_TASK STATEMENT:_ Pull every line of the entries that has the word "Share".

_SOURCE RECORDS:_
--- BEGIN ---

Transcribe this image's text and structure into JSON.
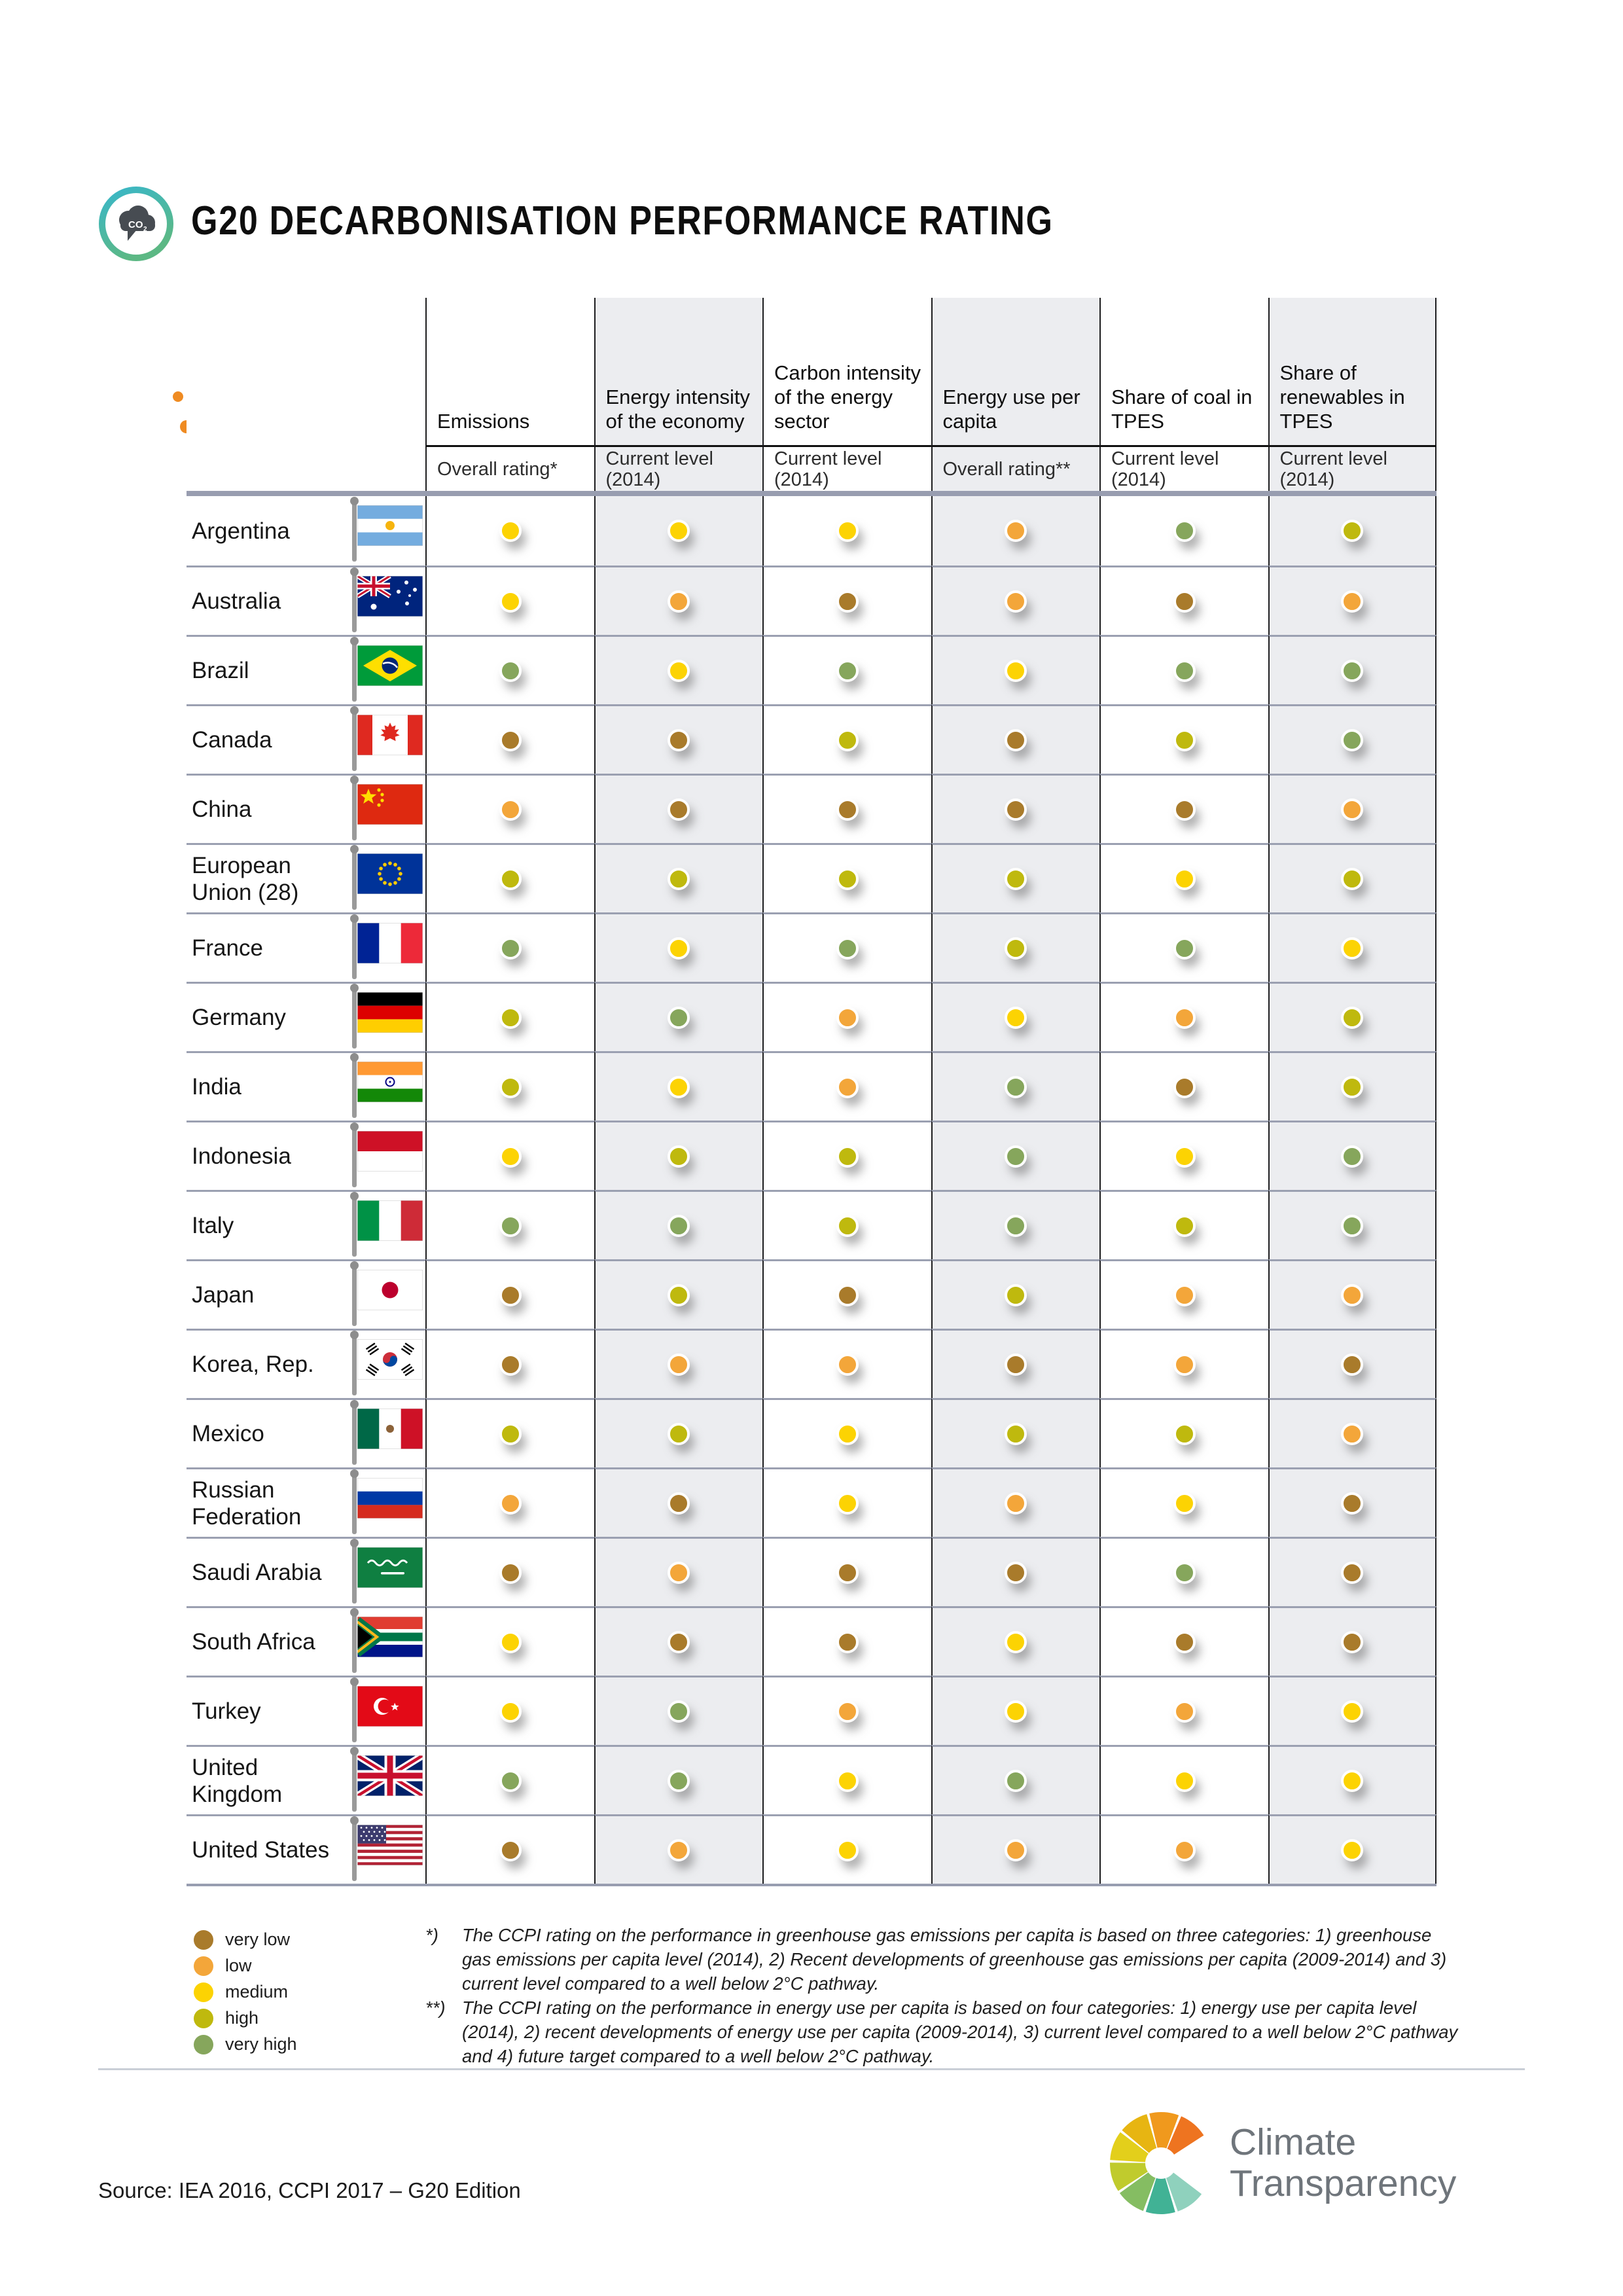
{
  "title": "G20 DECARBONISATION PERFORMANCE RATING",
  "co2_icon": {
    "label": "CO",
    "sub": "2"
  },
  "chart_data": {
    "type": "table",
    "title": "G20 DECARBONISATION PERFORMANCE RATING",
    "rating_scale": [
      "very low",
      "low",
      "medium",
      "high",
      "very high"
    ],
    "columns": [
      {
        "label": "Emissions",
        "sub": "Overall rating*"
      },
      {
        "label": "Energy intensity of the economy",
        "sub": "Current level (2014)"
      },
      {
        "label": "Carbon intensity of the energy sector",
        "sub": "Current level (2014)"
      },
      {
        "label": "Energy use per capita",
        "sub": "Overall rating**"
      },
      {
        "label": "Share of coal in TPES",
        "sub": "Current level (2014)"
      },
      {
        "label": "Share of renewables in TPES",
        "sub": "Current level (2014)"
      }
    ],
    "rows": [
      {
        "country": "Argentina",
        "flag": "ar",
        "values": [
          "medium",
          "medium",
          "medium",
          "low",
          "very high",
          "high"
        ]
      },
      {
        "country": "Australia",
        "flag": "au",
        "values": [
          "medium",
          "low",
          "very low",
          "low",
          "very low",
          "low"
        ]
      },
      {
        "country": "Brazil",
        "flag": "br",
        "values": [
          "very high",
          "medium",
          "very high",
          "medium",
          "very high",
          "very high"
        ]
      },
      {
        "country": "Canada",
        "flag": "ca",
        "values": [
          "very low",
          "very low",
          "high",
          "very low",
          "high",
          "very high"
        ]
      },
      {
        "country": "China",
        "flag": "cn",
        "values": [
          "low",
          "very low",
          "very low",
          "very low",
          "very low",
          "low"
        ]
      },
      {
        "country": "European Union (28)",
        "flag": "eu",
        "values": [
          "high",
          "high",
          "high",
          "high",
          "medium",
          "high"
        ]
      },
      {
        "country": "France",
        "flag": "fr",
        "values": [
          "very high",
          "medium",
          "very high",
          "high",
          "very high",
          "medium"
        ]
      },
      {
        "country": "Germany",
        "flag": "de",
        "values": [
          "high",
          "very high",
          "low",
          "medium",
          "low",
          "high"
        ]
      },
      {
        "country": "India",
        "flag": "in",
        "values": [
          "high",
          "medium",
          "low",
          "very high",
          "very low",
          "high"
        ]
      },
      {
        "country": "Indonesia",
        "flag": "id",
        "values": [
          "medium",
          "high",
          "high",
          "very high",
          "medium",
          "very high"
        ]
      },
      {
        "country": "Italy",
        "flag": "it",
        "values": [
          "very high",
          "very high",
          "high",
          "very high",
          "high",
          "very high"
        ]
      },
      {
        "country": "Japan",
        "flag": "jp",
        "values": [
          "very low",
          "high",
          "very low",
          "high",
          "low",
          "low"
        ]
      },
      {
        "country": "Korea, Rep.",
        "flag": "kr",
        "values": [
          "very low",
          "low",
          "low",
          "very low",
          "low",
          "very low"
        ]
      },
      {
        "country": "Mexico",
        "flag": "mx",
        "values": [
          "high",
          "high",
          "medium",
          "high",
          "high",
          "low"
        ]
      },
      {
        "country": "Russian Federation",
        "flag": "ru",
        "values": [
          "low",
          "very low",
          "medium",
          "low",
          "medium",
          "very low"
        ]
      },
      {
        "country": "Saudi Arabia",
        "flag": "sa",
        "values": [
          "very low",
          "low",
          "very low",
          "very low",
          "very high",
          "very low"
        ]
      },
      {
        "country": "South Africa",
        "flag": "za",
        "values": [
          "medium",
          "very low",
          "very low",
          "medium",
          "very low",
          "very low"
        ]
      },
      {
        "country": "Turkey",
        "flag": "tr",
        "values": [
          "medium",
          "very high",
          "low",
          "medium",
          "low",
          "medium"
        ]
      },
      {
        "country": "United Kingdom",
        "flag": "gb",
        "values": [
          "very high",
          "very high",
          "medium",
          "very high",
          "medium",
          "medium"
        ]
      },
      {
        "country": "United States",
        "flag": "us",
        "values": [
          "very low",
          "low",
          "medium",
          "low",
          "low",
          "medium"
        ]
      }
    ]
  },
  "rating_colors": {
    "very low": "#a97b2b",
    "low": "#f3a63a",
    "medium": "#fcd303",
    "high": "#bfb90e",
    "very high": "#86a65c"
  },
  "legend": [
    {
      "key": "very low",
      "label": "very low"
    },
    {
      "key": "low",
      "label": "low"
    },
    {
      "key": "medium",
      "label": "medium"
    },
    {
      "key": "high",
      "label": "high"
    },
    {
      "key": "very high",
      "label": "very high"
    }
  ],
  "footnotes": [
    {
      "marker": "*)",
      "text": "The CCPI rating on the performance in greenhouse gas emissions per capita is based on three categories: 1) greenhouse gas emissions per capita level (2014), 2) Recent developments of greenhouse gas emissions per capita (2009-2014) and 3) current level compared to a well below 2°C pathway."
    },
    {
      "marker": "**)",
      "text": "The CCPI rating on the performance in energy use per capita is based on four categories: 1) energy use per capita level (2014), 2) recent developments of energy use per capita (2009-2014), 3) current level compared to a well below 2°C pathway and 4) future target compared to a well below 2°C pathway."
    }
  ],
  "source": "Source: IEA 2016, CCPI 2017 – G20 Edition",
  "brand": {
    "line1": "Climate",
    "line2": "Transparency"
  }
}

--- END ---

_EXPECTED ANSWER:_
        "label": "Share of coal in TPES",
        "label": "Share of renewables in TPES",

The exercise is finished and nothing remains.